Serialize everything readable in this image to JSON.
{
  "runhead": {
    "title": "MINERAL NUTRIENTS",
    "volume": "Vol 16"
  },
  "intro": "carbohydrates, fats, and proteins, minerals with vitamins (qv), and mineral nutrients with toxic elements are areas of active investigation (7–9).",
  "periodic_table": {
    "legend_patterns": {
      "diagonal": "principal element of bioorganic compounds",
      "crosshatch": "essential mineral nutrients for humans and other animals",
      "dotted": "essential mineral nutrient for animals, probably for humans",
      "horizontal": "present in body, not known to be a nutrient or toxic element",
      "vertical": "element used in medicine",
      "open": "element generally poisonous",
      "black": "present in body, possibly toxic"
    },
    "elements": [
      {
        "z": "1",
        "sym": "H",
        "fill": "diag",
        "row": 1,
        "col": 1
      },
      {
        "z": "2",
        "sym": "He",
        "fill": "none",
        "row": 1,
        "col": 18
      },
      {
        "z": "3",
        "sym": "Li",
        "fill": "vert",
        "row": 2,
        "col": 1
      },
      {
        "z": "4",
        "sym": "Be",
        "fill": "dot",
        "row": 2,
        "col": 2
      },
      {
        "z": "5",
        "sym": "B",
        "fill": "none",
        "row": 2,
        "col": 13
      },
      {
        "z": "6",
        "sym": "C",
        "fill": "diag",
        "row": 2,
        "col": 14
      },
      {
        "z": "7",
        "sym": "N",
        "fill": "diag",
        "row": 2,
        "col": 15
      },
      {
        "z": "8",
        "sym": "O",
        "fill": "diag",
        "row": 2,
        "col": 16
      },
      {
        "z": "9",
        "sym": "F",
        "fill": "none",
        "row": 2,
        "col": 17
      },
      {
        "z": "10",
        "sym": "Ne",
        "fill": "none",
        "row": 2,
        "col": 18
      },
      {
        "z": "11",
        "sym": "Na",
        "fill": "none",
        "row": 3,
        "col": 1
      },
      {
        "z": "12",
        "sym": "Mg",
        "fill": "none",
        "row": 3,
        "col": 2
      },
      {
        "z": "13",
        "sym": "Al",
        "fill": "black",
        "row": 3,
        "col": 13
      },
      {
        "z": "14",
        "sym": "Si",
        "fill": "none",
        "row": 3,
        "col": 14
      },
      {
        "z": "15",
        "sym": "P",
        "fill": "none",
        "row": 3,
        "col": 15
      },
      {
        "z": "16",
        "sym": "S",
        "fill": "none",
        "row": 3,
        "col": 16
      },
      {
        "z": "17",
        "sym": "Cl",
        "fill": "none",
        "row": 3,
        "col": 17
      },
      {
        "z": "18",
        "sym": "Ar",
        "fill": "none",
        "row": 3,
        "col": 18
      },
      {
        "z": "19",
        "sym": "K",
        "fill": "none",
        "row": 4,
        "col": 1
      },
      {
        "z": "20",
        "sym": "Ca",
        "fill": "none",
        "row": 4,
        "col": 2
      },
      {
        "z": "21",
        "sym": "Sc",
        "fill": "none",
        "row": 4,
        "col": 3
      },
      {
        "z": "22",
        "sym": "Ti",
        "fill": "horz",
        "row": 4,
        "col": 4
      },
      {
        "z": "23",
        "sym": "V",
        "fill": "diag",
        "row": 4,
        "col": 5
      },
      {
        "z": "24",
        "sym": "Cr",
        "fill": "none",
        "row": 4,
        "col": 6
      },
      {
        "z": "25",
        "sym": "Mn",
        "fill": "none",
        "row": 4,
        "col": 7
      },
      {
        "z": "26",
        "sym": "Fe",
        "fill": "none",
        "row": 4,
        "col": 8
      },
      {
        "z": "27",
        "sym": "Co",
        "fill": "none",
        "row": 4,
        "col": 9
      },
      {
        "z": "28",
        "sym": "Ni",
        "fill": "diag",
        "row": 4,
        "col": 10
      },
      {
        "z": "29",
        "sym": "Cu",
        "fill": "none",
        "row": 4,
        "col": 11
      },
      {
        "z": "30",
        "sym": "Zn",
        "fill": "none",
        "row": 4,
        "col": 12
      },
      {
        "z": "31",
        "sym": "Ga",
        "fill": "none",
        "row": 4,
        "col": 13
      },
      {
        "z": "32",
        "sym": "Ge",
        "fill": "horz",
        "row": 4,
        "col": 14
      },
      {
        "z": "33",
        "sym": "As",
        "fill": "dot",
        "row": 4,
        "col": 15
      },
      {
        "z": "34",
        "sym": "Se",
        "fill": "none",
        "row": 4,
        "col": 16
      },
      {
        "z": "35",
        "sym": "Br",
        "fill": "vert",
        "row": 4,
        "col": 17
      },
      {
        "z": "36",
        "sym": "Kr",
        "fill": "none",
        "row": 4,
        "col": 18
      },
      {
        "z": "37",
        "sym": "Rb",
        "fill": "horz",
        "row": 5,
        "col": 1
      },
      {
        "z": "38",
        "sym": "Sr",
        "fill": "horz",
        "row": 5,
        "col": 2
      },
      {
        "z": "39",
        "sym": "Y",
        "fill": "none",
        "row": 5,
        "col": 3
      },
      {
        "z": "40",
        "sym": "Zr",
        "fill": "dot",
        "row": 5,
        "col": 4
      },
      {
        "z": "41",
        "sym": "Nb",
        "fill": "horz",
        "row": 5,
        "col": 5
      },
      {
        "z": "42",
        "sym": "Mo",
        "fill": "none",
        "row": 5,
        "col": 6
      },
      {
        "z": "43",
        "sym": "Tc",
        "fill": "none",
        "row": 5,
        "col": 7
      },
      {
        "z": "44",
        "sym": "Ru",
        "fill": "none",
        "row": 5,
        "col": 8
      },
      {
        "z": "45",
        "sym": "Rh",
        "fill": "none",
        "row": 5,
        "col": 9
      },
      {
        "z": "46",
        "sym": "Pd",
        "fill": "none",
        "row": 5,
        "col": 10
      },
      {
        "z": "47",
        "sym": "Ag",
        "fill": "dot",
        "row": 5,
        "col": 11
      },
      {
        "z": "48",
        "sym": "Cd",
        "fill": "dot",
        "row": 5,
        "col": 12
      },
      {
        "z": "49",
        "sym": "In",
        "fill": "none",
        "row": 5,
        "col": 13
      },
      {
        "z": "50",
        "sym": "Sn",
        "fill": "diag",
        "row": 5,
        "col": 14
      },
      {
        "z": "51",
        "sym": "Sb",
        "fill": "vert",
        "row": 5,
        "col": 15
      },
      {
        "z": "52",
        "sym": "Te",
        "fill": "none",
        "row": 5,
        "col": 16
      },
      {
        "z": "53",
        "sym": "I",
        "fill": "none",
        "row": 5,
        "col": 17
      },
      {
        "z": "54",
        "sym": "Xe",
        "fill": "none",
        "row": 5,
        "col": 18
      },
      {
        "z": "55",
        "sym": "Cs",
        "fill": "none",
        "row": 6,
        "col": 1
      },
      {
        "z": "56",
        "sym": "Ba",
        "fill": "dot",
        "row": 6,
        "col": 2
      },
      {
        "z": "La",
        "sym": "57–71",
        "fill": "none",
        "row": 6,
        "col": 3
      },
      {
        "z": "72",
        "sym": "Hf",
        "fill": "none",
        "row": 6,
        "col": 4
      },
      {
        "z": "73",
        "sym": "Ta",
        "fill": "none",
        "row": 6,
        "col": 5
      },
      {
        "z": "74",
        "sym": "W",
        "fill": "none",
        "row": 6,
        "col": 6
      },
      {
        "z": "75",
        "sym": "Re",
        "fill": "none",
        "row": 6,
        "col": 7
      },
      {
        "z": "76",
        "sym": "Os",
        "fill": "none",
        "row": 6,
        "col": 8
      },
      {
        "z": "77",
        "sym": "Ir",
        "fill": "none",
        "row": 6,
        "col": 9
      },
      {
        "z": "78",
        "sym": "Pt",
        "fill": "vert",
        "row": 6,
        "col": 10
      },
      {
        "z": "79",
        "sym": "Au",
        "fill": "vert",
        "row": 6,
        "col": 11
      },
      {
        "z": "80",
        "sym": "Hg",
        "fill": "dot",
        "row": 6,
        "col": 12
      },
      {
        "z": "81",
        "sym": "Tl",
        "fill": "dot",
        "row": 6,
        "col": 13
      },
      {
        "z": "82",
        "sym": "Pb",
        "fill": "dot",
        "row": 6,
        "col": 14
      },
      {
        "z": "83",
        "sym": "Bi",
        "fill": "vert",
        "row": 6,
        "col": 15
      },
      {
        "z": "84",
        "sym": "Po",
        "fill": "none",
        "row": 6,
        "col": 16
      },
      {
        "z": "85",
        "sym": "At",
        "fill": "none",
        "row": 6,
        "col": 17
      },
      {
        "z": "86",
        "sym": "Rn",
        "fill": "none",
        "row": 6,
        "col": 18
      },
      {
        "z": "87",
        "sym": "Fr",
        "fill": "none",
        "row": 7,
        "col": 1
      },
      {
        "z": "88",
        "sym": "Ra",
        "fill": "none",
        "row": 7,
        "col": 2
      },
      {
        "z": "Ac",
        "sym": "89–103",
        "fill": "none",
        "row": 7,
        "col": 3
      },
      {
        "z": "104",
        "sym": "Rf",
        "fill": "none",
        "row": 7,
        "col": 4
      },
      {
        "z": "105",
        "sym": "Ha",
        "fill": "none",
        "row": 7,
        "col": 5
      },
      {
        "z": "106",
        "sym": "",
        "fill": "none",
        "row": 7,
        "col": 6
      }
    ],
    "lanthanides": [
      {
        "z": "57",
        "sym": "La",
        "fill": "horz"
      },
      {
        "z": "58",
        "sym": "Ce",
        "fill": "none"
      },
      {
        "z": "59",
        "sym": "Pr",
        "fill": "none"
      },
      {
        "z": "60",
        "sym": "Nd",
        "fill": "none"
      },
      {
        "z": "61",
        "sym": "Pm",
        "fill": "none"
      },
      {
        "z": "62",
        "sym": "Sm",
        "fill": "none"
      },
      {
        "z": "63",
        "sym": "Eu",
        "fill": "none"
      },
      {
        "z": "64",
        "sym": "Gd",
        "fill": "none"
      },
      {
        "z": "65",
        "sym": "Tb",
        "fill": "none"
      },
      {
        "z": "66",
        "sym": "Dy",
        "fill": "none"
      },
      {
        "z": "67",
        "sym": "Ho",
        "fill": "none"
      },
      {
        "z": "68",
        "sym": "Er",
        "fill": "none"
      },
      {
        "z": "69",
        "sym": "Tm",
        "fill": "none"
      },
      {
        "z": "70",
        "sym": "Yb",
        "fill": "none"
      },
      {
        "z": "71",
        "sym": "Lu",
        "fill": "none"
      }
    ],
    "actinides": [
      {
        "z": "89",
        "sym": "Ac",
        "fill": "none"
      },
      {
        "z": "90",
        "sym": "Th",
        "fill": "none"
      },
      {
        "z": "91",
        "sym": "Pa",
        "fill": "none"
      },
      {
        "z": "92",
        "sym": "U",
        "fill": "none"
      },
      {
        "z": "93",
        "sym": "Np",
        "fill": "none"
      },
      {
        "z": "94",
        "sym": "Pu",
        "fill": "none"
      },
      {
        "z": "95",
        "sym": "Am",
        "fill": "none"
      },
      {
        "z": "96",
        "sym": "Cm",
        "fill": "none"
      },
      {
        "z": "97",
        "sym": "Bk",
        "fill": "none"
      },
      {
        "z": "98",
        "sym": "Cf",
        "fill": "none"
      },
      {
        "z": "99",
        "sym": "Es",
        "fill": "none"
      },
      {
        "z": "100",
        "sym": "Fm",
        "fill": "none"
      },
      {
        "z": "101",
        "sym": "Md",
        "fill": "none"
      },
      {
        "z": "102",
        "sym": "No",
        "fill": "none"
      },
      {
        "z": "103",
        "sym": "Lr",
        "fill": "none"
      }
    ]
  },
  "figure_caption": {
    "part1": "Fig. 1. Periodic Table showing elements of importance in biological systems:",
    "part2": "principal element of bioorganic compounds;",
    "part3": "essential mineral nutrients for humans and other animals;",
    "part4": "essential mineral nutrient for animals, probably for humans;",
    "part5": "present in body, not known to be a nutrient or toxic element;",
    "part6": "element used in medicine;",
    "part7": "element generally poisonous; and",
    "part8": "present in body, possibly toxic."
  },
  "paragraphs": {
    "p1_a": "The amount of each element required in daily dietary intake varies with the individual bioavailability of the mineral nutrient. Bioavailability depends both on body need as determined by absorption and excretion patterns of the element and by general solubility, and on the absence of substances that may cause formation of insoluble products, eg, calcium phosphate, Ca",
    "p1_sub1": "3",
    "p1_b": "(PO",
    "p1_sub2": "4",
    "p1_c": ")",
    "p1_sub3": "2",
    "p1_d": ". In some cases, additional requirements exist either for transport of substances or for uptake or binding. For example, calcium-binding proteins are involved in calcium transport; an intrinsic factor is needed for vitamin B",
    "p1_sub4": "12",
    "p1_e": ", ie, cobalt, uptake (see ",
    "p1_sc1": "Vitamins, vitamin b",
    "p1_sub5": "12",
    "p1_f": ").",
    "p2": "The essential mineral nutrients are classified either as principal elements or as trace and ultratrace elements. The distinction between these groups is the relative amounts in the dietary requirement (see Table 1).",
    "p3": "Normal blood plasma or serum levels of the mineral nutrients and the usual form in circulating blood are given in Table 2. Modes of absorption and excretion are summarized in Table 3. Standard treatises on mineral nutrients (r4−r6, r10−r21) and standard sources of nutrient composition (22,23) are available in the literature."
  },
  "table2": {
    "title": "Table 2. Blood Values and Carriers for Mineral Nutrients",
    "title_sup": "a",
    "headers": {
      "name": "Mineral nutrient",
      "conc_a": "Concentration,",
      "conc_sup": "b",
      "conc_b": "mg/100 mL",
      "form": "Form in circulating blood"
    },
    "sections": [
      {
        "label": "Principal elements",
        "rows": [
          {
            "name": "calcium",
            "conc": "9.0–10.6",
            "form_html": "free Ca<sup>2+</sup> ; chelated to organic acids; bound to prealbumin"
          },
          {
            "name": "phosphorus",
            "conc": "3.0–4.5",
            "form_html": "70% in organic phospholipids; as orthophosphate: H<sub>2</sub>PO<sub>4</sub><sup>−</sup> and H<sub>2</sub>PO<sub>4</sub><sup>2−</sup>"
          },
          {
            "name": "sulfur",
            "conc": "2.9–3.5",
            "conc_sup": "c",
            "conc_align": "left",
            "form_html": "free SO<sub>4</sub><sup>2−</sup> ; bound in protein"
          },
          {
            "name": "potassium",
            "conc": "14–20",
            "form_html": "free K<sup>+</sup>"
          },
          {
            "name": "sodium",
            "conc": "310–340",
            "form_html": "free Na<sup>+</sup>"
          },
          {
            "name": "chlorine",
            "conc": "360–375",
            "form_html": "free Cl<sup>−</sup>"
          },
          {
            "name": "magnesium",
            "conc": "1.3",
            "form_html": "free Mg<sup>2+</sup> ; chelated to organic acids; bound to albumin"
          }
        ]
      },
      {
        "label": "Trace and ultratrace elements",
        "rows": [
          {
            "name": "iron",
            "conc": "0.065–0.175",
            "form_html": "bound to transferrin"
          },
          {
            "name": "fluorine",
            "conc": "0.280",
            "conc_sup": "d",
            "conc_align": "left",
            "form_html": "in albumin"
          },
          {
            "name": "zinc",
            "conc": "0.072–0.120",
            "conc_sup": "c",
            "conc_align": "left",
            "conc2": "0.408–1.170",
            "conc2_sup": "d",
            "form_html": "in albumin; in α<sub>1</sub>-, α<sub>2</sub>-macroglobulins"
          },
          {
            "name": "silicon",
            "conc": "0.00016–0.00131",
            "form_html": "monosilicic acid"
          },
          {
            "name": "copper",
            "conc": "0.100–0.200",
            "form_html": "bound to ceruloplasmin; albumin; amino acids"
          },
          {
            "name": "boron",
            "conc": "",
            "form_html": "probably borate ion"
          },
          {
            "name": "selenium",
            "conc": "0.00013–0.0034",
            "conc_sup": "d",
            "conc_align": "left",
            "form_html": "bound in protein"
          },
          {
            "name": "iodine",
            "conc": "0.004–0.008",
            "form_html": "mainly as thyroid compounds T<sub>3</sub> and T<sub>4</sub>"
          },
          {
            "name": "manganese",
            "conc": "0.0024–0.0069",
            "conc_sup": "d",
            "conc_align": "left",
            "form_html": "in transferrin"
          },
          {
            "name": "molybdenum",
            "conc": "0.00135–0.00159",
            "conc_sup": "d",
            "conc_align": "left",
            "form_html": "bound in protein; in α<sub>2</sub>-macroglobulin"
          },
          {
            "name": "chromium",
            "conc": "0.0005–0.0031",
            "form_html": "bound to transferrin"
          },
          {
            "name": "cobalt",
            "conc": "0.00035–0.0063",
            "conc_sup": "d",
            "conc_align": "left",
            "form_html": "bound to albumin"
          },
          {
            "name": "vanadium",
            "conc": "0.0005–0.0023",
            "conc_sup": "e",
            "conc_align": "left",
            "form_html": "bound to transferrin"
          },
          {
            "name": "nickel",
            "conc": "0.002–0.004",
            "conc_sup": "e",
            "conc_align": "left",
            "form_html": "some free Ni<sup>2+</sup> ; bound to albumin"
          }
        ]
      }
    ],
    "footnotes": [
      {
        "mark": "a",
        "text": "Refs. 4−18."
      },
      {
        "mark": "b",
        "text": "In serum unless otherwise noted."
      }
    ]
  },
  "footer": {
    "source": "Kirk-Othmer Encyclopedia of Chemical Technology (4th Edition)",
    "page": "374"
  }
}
++++++++
→ **PROBLEM TO WORK ON**: From the data above, copy each line that has the string "used".

→ **TASK SOLUTION**:
      "vertical": "element used in medicine",
    "part6": "element used in medicine;",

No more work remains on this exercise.